# Exercise directions
For each line that holds "arrow", copy the line out.

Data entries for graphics

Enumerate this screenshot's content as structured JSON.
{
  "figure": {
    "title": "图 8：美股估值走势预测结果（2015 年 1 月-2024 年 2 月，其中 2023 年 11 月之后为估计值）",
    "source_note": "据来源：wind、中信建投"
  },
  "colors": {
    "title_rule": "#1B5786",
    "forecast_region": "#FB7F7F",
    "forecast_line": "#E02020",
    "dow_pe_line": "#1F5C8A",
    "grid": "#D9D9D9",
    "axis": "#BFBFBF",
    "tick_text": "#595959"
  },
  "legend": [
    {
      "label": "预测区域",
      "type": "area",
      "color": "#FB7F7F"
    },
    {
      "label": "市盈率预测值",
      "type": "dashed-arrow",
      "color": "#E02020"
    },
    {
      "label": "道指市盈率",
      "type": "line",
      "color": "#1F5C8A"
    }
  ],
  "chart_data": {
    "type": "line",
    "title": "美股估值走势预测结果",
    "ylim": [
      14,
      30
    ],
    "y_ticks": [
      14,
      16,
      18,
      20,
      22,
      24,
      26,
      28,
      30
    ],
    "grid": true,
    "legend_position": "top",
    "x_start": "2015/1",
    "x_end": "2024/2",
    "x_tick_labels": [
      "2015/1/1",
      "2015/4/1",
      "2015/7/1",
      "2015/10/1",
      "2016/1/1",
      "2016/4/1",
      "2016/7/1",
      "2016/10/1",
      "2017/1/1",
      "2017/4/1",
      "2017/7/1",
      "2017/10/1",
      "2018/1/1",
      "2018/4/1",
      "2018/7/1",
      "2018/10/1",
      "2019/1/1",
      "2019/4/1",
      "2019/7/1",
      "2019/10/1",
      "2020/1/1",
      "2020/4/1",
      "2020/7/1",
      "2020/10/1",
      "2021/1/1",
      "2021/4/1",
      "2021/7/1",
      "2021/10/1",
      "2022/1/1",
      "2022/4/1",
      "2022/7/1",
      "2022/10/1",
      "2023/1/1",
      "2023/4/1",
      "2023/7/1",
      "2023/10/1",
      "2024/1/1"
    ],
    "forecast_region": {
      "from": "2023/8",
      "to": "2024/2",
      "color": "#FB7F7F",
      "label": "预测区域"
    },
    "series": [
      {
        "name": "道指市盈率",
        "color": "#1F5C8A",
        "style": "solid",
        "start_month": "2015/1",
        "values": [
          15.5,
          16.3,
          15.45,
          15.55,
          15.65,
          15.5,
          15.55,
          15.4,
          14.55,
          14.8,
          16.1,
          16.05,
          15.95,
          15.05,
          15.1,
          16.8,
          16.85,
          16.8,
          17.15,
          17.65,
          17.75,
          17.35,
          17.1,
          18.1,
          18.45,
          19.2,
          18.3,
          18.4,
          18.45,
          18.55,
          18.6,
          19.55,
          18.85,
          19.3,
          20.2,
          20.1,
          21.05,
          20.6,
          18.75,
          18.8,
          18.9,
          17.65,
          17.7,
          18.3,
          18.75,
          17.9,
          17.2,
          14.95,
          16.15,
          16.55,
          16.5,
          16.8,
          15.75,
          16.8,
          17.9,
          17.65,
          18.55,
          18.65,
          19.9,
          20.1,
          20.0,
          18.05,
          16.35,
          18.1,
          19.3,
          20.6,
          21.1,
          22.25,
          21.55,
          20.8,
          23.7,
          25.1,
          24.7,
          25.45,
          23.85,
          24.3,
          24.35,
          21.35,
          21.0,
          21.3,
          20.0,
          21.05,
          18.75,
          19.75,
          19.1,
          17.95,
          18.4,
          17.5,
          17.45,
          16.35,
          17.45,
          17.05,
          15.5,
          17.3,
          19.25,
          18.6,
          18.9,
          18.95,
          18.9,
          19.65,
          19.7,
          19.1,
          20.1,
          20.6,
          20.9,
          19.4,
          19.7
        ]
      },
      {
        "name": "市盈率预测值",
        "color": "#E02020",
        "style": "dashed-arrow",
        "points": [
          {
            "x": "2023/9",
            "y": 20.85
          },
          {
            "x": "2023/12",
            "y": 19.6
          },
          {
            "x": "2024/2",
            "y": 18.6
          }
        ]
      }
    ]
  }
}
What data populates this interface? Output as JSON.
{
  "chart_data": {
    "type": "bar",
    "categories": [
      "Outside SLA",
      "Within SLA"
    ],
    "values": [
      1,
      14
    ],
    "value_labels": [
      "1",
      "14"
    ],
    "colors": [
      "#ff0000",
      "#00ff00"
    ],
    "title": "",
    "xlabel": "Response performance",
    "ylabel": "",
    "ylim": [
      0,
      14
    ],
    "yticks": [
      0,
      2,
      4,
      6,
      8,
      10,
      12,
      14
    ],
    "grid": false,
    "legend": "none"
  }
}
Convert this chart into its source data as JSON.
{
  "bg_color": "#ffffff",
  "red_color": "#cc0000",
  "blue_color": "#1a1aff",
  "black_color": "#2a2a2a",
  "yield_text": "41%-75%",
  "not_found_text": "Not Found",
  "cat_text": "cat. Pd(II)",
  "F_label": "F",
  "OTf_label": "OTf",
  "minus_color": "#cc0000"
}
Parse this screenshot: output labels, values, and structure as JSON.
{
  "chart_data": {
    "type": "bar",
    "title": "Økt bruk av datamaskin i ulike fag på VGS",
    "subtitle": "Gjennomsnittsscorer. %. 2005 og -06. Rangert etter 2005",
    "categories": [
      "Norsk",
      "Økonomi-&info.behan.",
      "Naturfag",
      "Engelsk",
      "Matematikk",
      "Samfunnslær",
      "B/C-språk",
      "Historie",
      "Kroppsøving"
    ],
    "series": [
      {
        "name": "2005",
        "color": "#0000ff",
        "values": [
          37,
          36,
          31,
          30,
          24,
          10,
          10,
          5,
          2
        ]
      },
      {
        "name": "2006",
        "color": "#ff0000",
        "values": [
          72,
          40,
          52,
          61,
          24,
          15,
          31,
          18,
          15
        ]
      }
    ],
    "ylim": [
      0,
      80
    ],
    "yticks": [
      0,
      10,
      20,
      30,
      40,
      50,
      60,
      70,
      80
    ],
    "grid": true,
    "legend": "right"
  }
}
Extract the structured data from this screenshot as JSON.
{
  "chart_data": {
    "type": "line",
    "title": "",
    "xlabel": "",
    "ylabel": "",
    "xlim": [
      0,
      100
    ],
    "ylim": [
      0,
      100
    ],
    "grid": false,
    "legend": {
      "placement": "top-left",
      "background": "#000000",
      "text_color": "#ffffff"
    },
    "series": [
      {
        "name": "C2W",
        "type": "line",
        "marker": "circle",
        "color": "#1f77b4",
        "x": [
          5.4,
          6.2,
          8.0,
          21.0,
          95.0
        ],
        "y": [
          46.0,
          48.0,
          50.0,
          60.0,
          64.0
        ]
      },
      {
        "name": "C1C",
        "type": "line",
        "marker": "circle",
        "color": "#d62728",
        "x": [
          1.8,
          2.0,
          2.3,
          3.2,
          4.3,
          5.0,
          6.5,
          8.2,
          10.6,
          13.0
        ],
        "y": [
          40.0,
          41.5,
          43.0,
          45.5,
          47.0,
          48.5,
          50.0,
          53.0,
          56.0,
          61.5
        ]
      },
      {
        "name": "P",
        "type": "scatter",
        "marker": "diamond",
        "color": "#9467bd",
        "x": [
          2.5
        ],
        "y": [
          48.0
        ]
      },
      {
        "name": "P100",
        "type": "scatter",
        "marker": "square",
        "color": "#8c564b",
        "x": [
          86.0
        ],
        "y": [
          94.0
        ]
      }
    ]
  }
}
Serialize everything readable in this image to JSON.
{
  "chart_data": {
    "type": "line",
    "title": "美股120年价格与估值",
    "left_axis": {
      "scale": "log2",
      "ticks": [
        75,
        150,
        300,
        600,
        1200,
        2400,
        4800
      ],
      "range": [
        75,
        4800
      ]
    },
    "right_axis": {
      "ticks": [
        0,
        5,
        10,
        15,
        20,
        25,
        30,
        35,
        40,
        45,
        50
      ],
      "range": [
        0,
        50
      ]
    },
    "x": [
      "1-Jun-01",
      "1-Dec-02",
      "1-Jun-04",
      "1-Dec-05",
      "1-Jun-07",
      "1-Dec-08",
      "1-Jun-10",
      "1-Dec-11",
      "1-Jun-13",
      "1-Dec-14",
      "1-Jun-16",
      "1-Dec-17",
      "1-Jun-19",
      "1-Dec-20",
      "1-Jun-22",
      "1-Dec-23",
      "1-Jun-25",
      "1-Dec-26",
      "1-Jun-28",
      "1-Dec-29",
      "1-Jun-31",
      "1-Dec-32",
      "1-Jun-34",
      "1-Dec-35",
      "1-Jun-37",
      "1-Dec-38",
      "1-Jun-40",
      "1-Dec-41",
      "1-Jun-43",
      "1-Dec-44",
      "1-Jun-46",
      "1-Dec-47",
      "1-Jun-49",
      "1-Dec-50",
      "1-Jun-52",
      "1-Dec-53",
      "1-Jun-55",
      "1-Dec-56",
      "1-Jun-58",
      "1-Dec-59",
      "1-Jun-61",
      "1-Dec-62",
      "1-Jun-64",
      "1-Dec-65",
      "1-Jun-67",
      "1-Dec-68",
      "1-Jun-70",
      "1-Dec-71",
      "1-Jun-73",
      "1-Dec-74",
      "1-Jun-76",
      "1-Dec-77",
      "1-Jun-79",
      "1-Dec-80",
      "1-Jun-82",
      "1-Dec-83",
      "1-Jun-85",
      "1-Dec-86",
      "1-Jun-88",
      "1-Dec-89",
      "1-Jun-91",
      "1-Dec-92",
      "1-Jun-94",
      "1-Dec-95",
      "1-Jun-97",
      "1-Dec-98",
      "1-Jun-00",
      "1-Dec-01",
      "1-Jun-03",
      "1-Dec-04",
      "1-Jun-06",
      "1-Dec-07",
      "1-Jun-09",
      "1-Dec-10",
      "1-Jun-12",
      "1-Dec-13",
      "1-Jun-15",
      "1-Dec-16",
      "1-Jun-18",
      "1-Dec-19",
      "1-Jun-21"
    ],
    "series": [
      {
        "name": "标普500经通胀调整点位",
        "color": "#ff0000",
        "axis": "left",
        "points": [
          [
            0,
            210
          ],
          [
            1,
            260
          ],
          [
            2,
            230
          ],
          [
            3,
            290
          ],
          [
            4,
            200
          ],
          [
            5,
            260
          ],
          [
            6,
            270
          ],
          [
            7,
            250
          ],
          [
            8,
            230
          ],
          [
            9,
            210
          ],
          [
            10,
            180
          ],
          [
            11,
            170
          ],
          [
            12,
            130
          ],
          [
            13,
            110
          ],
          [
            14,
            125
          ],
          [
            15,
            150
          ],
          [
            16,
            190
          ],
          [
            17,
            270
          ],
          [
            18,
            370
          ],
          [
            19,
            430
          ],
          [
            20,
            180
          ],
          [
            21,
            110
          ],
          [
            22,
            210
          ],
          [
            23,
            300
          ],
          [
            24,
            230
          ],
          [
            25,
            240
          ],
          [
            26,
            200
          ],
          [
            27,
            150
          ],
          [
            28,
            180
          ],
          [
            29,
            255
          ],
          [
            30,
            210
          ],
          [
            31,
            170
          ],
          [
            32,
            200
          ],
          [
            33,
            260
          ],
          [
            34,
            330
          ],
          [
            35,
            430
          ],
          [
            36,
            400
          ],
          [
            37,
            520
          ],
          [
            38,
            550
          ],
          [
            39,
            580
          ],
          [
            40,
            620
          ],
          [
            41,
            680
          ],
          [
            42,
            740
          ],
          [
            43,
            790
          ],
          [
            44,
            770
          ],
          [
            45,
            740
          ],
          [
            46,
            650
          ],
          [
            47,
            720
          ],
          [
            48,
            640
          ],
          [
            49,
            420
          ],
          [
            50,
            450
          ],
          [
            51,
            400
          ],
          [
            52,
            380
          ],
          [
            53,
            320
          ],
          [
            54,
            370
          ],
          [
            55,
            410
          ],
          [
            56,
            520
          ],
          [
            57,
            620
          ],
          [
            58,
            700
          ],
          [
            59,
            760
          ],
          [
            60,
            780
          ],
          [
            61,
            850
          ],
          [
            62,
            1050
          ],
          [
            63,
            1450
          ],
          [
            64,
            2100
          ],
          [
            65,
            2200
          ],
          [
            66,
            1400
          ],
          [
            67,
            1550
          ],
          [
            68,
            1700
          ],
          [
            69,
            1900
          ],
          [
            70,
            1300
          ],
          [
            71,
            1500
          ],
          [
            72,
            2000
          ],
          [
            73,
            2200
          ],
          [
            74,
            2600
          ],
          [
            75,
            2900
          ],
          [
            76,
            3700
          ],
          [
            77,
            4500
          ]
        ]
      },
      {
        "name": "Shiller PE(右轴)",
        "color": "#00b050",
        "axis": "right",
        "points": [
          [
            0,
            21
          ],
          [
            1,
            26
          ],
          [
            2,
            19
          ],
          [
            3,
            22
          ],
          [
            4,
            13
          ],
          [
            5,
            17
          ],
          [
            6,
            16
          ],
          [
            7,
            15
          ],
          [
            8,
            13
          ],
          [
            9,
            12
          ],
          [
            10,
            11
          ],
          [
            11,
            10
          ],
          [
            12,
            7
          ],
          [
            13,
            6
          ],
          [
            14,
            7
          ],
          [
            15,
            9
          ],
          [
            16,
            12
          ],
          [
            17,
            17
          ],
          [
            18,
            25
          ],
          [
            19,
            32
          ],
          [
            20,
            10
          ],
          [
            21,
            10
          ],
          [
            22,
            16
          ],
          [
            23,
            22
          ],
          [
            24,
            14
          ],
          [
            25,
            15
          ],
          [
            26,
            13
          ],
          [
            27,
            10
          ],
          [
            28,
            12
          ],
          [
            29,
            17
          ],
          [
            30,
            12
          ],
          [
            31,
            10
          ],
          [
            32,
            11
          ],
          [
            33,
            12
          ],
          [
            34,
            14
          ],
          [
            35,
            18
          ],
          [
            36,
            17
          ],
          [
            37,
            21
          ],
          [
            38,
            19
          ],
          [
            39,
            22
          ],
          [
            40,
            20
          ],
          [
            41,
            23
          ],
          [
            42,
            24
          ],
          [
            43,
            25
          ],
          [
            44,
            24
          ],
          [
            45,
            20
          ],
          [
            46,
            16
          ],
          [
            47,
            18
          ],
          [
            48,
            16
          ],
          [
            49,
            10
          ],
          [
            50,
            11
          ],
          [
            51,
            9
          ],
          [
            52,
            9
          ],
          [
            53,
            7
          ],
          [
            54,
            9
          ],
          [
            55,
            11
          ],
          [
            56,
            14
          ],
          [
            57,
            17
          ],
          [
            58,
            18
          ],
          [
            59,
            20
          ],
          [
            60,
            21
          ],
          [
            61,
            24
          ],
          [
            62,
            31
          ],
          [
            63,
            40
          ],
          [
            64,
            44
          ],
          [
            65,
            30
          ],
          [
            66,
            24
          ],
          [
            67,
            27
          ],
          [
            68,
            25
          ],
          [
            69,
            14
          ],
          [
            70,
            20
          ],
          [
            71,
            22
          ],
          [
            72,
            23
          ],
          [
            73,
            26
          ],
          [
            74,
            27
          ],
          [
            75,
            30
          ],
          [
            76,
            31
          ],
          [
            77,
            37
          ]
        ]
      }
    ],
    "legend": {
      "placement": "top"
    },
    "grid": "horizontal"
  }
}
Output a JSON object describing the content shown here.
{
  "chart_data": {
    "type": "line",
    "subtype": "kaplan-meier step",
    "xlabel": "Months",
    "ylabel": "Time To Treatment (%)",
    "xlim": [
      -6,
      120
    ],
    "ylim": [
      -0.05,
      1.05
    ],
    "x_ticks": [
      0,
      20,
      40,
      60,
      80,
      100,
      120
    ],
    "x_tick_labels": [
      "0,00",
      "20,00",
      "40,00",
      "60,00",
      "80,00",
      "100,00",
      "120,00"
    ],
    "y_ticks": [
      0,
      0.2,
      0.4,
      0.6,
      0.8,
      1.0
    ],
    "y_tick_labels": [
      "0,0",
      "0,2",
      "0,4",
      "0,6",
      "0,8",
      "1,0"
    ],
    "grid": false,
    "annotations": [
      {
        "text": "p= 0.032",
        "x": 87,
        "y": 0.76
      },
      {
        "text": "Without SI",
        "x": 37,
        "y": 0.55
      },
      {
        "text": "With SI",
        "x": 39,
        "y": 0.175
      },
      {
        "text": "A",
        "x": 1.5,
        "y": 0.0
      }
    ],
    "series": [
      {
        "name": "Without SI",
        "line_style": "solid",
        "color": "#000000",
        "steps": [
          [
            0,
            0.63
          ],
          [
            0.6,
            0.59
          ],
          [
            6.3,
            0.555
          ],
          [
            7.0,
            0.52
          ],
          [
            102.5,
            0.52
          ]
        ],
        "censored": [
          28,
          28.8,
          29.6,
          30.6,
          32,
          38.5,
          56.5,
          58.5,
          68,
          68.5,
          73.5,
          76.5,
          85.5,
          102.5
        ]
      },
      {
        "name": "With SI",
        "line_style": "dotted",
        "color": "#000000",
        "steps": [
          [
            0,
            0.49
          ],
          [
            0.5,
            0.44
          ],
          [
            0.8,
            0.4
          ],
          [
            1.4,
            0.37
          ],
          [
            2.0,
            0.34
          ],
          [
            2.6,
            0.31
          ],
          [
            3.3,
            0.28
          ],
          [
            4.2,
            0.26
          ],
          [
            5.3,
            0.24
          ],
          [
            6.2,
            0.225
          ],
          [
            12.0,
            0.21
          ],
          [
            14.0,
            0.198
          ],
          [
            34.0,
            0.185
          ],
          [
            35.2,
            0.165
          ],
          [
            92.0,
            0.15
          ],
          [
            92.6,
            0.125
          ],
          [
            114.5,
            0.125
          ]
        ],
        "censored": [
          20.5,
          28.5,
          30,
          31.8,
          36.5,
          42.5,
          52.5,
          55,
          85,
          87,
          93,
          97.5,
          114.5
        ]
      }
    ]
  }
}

# Exercise solution
      "type": "dashed-arrow",
        "style": "dashed-arrow",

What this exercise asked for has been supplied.